----- TEXT PROVIDED

By Joe on Dec 3, 2008 | Reply
You don’t have a good news story today? Mind if I post one (about TIPS): http://www.bloomberg.com/apps/news?pid=newsarchive&sid=aDiE9Rt8Hbbs
Let me throw out some not-a-professional back of a napkin calculations that came to mind about TIPS yields:
In a bad recession, inflation goes down, as the recession is more powerful than the inflationary effects of stimulus. Eventually, the recovery causes inflation to rise.
Using my very rough calculations, after the 2001-2003 stimulus, it took about 5 years, but CPI eventually hit about 5.5%. Of course, the current stimulus is much larger than last time.
Traditionally, 5 year notes yield about CPI + 200.
Let’s assume that the T-note’s liquidity premium eventually returns to historic norm, even if it takes a couple of years. That leads to a very rough calculation that in 5 years, TIPS should yield CPI + 200, and T-notes (longer than 5 years) should yield 7.5%.
Very rough, I admit, but the current values are just plain silly.
By Dan on Dec 3, 2008 | Reply
The stimulus in 00-03 was lowering lending standards and the official Fed endorsement of alt-a/sub-prime mortgage products. That’s a much larger stimulus than we’ve seen thus far in 2008.
By Dan on Dec 3, 2008 | Reply
Also, since these brilliant marketers announced their “intention” it will put people on the sideline who would’ve been ready to throw money away purchasing today…they will be waiting for the 4.5% rates now.

----------

### TASK 1
Repeat the listing below word for word, starting at its first line and ending at the line that contains "chart-title: Photometric offset", including both of those lines.

----- SUPPLIED MATERIAL

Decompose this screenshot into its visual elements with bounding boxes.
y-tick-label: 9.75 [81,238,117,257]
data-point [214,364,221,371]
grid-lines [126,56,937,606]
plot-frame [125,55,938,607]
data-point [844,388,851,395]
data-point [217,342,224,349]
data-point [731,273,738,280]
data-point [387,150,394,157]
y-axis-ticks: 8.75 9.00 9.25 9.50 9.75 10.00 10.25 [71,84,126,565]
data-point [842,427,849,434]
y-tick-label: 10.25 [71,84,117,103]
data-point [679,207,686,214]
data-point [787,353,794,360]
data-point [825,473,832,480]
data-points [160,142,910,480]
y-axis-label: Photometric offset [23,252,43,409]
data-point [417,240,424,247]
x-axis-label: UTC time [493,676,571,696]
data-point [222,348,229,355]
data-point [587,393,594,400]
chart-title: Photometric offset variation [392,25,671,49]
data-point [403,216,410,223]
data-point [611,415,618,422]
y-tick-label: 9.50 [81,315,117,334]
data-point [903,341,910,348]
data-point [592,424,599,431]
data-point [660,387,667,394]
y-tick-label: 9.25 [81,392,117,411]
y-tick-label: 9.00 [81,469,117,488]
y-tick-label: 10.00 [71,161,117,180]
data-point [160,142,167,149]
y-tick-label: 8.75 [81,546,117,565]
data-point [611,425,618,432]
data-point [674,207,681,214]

----------

### TASK 2
Duplicate the passage from the comments on TIPS yields word for word, starting at "Let’s assume that" and ending at "should yield 7.5%.".

### CORRECT RESPONSE 1
Decompose this screenshot into its visual elements with bounding boxes.
y-tick-label: 9.75 [81,238,117,257]
data-point [214,364,221,371]
grid-lines [126,56,937,606]
plot-frame [125,55,938,607]
data-point [844,388,851,395]
data-point [217,342,224,349]
data-point [731,273,738,280]
data-point [387,150,394,157]
y-axis-ticks: 8.75 9.00 9.25 9.50 9.75 10.00 10.25 [71,84,126,565]
data-point [842,427,849,434]
y-tick-label: 10.25 [71,84,117,103]
data-point [679,207,686,214]
data-point [787,353,794,360]
data-point [825,473,832,480]
data-points [160,142,910,480]
y-axis-label: Photometric offset [23,252,43,409]
data-point [417,240,424,247]
x-axis-label: UTC time [493,676,571,696]
data-point [222,348,229,355]
data-point [587,393,594,400]
chart-title: Photometric offset variation [392,25,671,49]

### CORRECT RESPONSE 2
Let’s assume that the T-note’s liquidity premium eventually returns to historic norm, even if it takes a couple of years. That leads to a very rough calculation that in 5 years, TIPS should yield CPI + 200, and T-notes (longer than 5 years) should yield 7.5%.